Pourquoi cette question de la part d’un officier suisse? Mystère et indiscrétion—au profit des Boches sans doute.

Quand le déserteur avait été interrogé, il n’avait qu’à s’adresser au premier sergent major venu pour savoir où se trouvaient le rendez-vous des déserteurs:

—Au café Amodru! lui disait-on.

Ce café était tenu par un sieur Chavanne. S’y réunissaient non seulement les déserteurs, mais aussi les espions disponibles ou en fonctions.

C’est là que trônait Michel Cayer Barrioz, originaire des Echelles, qui avait abandonné son régiment en juin 1915 pour se réfugier à Genève et entrer à la solde de Kœniger, le chef direct de toute la bande.

Cayer avait pris pour lieutenants Murat et Guaspare, deux hommes redoutables.

# # # # # # #

**CONSIGNES:**
**1)** Recopiez le passage de l'extrait sur les déserteurs qui commence aux mots « Quand le déserteur » et s'arrête après les mots « deux hommes redoutables. ».
**2)** Dans l'extrait sur les déserteurs, qui tenait le café Amodru ?
**3)** Poursuivez le récit sur les déserteurs et les espions de Genève après sa dernière phrase.

# # # # # # #

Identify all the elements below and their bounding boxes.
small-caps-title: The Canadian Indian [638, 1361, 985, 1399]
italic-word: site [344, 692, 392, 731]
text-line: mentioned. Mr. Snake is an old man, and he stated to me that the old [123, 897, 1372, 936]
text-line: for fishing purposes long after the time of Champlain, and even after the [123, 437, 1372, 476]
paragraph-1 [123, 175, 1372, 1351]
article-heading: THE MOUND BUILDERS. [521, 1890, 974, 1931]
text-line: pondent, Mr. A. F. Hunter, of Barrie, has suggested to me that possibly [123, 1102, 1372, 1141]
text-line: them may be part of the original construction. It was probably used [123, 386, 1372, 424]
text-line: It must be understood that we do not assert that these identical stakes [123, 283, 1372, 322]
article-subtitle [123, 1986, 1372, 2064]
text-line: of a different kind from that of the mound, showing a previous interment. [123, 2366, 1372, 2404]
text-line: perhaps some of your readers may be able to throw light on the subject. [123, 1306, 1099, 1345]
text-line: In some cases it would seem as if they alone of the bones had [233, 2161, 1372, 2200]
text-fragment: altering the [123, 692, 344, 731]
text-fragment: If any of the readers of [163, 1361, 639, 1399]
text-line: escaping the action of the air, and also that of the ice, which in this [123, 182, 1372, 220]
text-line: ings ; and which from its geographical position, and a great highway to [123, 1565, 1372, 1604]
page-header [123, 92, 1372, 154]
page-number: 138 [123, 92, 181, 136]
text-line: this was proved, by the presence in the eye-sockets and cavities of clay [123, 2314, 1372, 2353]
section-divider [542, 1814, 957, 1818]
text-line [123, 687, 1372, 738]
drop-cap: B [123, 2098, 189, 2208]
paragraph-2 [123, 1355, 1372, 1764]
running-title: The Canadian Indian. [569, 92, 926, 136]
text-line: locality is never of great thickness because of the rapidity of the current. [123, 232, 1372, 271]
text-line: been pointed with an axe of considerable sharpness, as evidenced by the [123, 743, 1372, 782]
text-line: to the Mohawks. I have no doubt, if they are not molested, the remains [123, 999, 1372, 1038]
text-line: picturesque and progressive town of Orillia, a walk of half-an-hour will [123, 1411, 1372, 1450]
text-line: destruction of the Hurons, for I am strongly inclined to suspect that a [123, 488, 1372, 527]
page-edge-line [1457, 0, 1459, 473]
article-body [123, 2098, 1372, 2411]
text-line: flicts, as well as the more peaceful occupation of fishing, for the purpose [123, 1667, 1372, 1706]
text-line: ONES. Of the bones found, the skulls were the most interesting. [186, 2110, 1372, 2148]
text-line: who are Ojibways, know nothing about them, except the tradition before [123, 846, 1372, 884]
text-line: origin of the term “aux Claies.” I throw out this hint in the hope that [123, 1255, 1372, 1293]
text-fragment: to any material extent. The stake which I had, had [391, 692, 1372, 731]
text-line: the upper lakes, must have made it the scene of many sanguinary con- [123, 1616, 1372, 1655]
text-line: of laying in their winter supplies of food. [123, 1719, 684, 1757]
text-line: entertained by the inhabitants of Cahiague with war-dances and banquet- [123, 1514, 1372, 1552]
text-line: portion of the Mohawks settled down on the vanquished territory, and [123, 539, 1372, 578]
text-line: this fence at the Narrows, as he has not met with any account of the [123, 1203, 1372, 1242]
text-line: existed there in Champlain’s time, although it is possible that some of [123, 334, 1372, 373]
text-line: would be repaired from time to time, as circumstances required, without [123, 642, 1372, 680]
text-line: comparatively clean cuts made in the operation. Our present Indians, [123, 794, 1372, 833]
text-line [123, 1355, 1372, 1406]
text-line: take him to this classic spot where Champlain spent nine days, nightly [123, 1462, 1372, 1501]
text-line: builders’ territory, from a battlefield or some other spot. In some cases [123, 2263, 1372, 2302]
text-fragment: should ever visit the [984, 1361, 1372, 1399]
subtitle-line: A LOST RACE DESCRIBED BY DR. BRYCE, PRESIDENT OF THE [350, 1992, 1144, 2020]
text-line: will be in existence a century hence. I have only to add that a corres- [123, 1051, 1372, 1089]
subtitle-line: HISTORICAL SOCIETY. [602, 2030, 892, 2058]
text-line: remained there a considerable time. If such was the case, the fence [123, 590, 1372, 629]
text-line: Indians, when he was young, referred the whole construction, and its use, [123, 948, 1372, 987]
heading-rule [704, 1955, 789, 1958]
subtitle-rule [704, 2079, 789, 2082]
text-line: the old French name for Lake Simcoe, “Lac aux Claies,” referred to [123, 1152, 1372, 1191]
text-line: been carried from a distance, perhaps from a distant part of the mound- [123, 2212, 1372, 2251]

# # # # # # #

**RÉPONSES NUMÉROTÉES:**
**1)**
Quand le déserteur avait été interrogé, il n’avait qu’à s’adresser au premier sergent major venu pour savoir où se trouvaient le rendez-vous des déserteurs:

—Au café Amodru! lui disait-on.

Ce café était tenu par un sieur Chavanne. S’y réunissaient non seulement les déserteurs, mais aussi les espions disponibles ou en fonctions.

C’est là que trônait Michel Cayer Barrioz, originaire des Echelles, qui avait abandonné son régiment en juin 1915 pour se réfugier à Genève et entrer à la solde de Kœniger, le chef direct de toute la bande.

Cayer avait pris pour lieutenants Murat et Guaspare, deux hommes redoutables.

**2)** Un sieur Chavanne.

**3)**
CANOTAGE SUR LE LAC

Le grand divertissement de toute cette clique était le canotage sur le lac de Genève. Ce sport était, paraît-il, passionnant, à ce point que l’une des femmes qui vivaient avec eux avouait au capitaine rapporteur:

—Moi, si j’ai fait de l’espionnage, c’était pour acheter un bateau et pouvoir canoter sur le lac Léman!

Dans l’argot de ce repaire, on disait, pour aller en France: «On descend»; et quand on rentrait en Suisse avec des renseignements: «On remonte».